- [Exercise brief] Reproduce every entry exactly and leave its pictures out.

- [Supplied data]

--------------------------------------------------

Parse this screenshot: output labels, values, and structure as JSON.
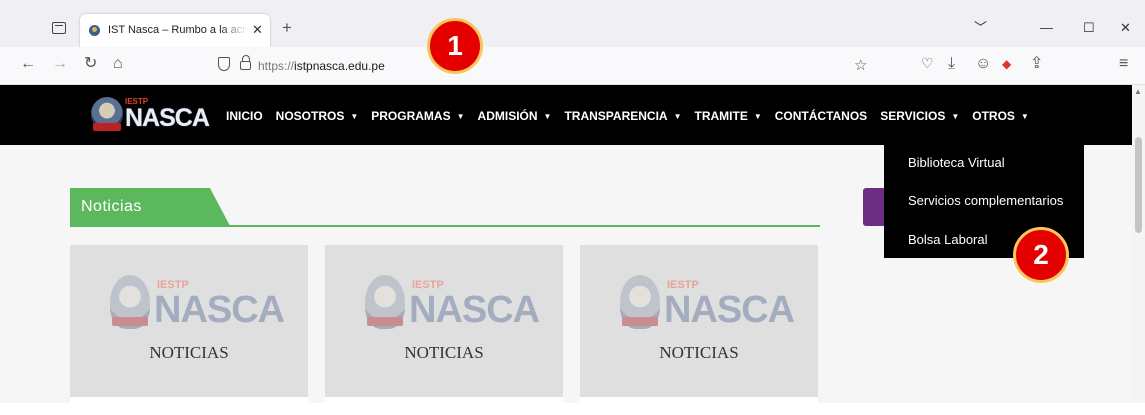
{
  "browser": {
    "tab": {
      "title": "IST Nasca – Rumbo a la acreditación",
      "close": "✕"
    },
    "new_tab": "+",
    "window_controls": {
      "list": "﹀",
      "minimize": "—",
      "maximize": "☐",
      "close": "✕"
    },
    "nav": {
      "back": "←",
      "forward": "→",
      "reload": "↻",
      "home": "⌂"
    },
    "url": {
      "protocol": "https://",
      "host": "istpnasca.edu.pe"
    },
    "toolbar_icons": {
      "bookmark": "☆",
      "pocket": "♡",
      "downloads": "⤓",
      "account": "☺",
      "extension": "◆",
      "share": "⇪",
      "menu": "≡"
    }
  },
  "annotations": {
    "badge1": "1",
    "badge2": "2"
  },
  "site": {
    "logo": {
      "small": "IESTP",
      "big": "NASCA"
    },
    "menu": [
      {
        "label": "INICIO",
        "caret": ""
      },
      {
        "label": "NOSOTROS",
        "caret": "▼"
      },
      {
        "label": "PROGRAMAS",
        "caret": "▼"
      },
      {
        "label": "ADMISIÓN",
        "caret": "▼"
      },
      {
        "label": "TRANSPARENCIA",
        "caret": "▼"
      },
      {
        "label": "TRAMITE",
        "caret": "▼"
      },
      {
        "label": "CONTÁCTANOS",
        "caret": ""
      },
      {
        "label": "SERVICIOS",
        "caret": "▼"
      },
      {
        "label": "OTROS",
        "caret": "▼"
      }
    ],
    "dropdown": [
      "Biblioteca Virtual",
      "Servicios complementarios",
      "Bolsa Laboral"
    ],
    "section_title": "Noticias",
    "cards": [
      {
        "iestp": "IESTP",
        "nasca": "NASCA",
        "caption": "NOTICIAS"
      },
      {
        "iestp": "IESTP",
        "nasca": "NASCA",
        "caption": "NOTICIAS"
      },
      {
        "iestp": "IESTP",
        "nasca": "NASCA",
        "caption": "NOTICIAS"
      }
    ]
  },
  "colors": {
    "accent_green": "#5cb85c",
    "nav_black": "#000000",
    "badge_red": "#e50000",
    "purple": "#6b2e82"
  }
}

--------------------------------------------------

- [Answer to this problem]
Parse this screenshot: output labels, values, and structure as JSON.
{
  "browser": {
    "tab": {
      "title": "IST Nasca – Rumbo a la acreditación",
      "close": "✕"
    },
    "new_tab": "+",
    "window_controls": {
      "list": "﹀",
      "minimize": "—",
      "maximize": "☐",
      "close": "✕"
    },
    "nav": {
      "back": "←",
      "forward": "→",
      "reload": "↻",
      "home": "⌂"
    },
    "url": {
      "protocol": "https://",
      "host": "istpnasca.edu.pe"
    },
    "toolbar_icons": {
      "bookmark": "☆",
      "pocket": "♡",
      "downloads": "⤓",
      "account": "☺",
      "extension": "◆",
      "share": "⇪",
      "menu": "≡"
    }
  },
  "annotations": {
    "badge1": "1",
    "badge2": "2"
  },
  "site": {
    "logo": {
      "small": "IESTP",
      "big": "NASCA"
    },
    "menu": [
      {
        "label": "INICIO",
        "caret": ""
      },
      {
        "label": "NOSOTROS",
        "caret": "▼"
      },
      {
        "label": "PROGRAMAS",
        "caret": "▼"
      },
      {
        "label": "ADMISIÓN",
        "caret": "▼"
      },
      {
        "label": "TRANSPARENCIA",
        "caret": "▼"
      },
      {
        "label": "TRAMITE",
        "caret": "▼"
      },
      {
        "label": "CONTÁCTANOS",
        "caret": ""
      },
      {
        "label": "SERVICIOS",
        "caret": "▼"
      },
      {
        "label": "OTROS",
        "caret": "▼"
      }
    ],
    "dropdown": [
      "Biblioteca Virtual",
      "Servicios complementarios",
      "Bolsa Laboral"
    ],
    "section_title": "Noticias",
    "cards": [
      {
        "iestp": "IESTP",
        "nasca": "NASCA",
        "caption": "NOTICIAS"
      },
      {
        "iestp": "IESTP",
        "nasca": "NASCA",
        "caption": "NOTICIAS"
      },
      {
        "iestp": "IESTP",
        "nasca": "NASCA",
        "caption": "NOTICIAS"
      }
    ]
  },
  "colors": {
    "accent_green": "#5cb85c",
    "nav_black": "#000000",
    "badge_red": "#e50000",
    "purple": "#6b2e82"
  }
}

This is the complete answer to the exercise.